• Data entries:
-- BEGIN --
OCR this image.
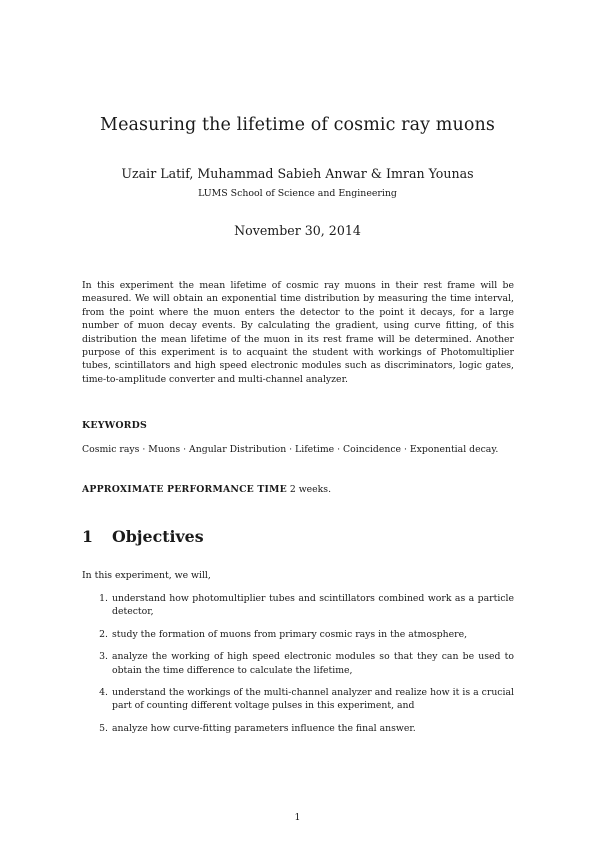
Measuring the lifetime of cosmic ray muons
Uzair Latif, Muhammad Sabieh Anwar & Imran Younas
LUMS School of Science and Engineering
November 30, 2014

In this experiment the mean lifetime of cosmic ray muons in their rest frame will be measured. We will obtain an exponential time distribution by measuring the time interval, from the point where the muon enters the detector to the point it decays, for a large number of muon decay events. By calculating the gradient, using curve fitting, of this distribution the mean lifetime of the muon in its rest frame will be determined. Another purpose of this experiment is to acquaint the student with workings of Photomultiplier tubes, scintillators and high speed electronic modules such as discriminators, logic gates, time-to-amplitude converter and multi-channel analyzer.

KEYWORDS

Cosmic rays · Muons · Angular Distribution · Lifetime · Coincidence · Exponential decay.

APPROXIMATE PERFORMANCE TIME 2 weeks.
1 Objectives
In this experiment, we will,
1. understand how photomultiplier tubes and scintillators combined work as a particle detector,
2. study the formation of muons from primary cosmic rays in the atmosphere,
3. analyze the working of high speed electronic modules so that they can be used to obtain the time difference to calculate the lifetime,
4. understand the workings of the multi-channel analyzer and realize how it is a crucial part of counting different voltage pulses in this experiment, and
5. analyze how curve-fitting parameters influence the final answer.
1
-- END --
• PROBLEM STATEMENT: Identify and copy the lines holding the word "rays".

• FINISHED ANSWER:
Cosmic rays · Muons · Angular Distribution · Lifetime · Coincidence · Exponential decay.
2. study the formation of muons from primary cosmic rays in the atmosphere,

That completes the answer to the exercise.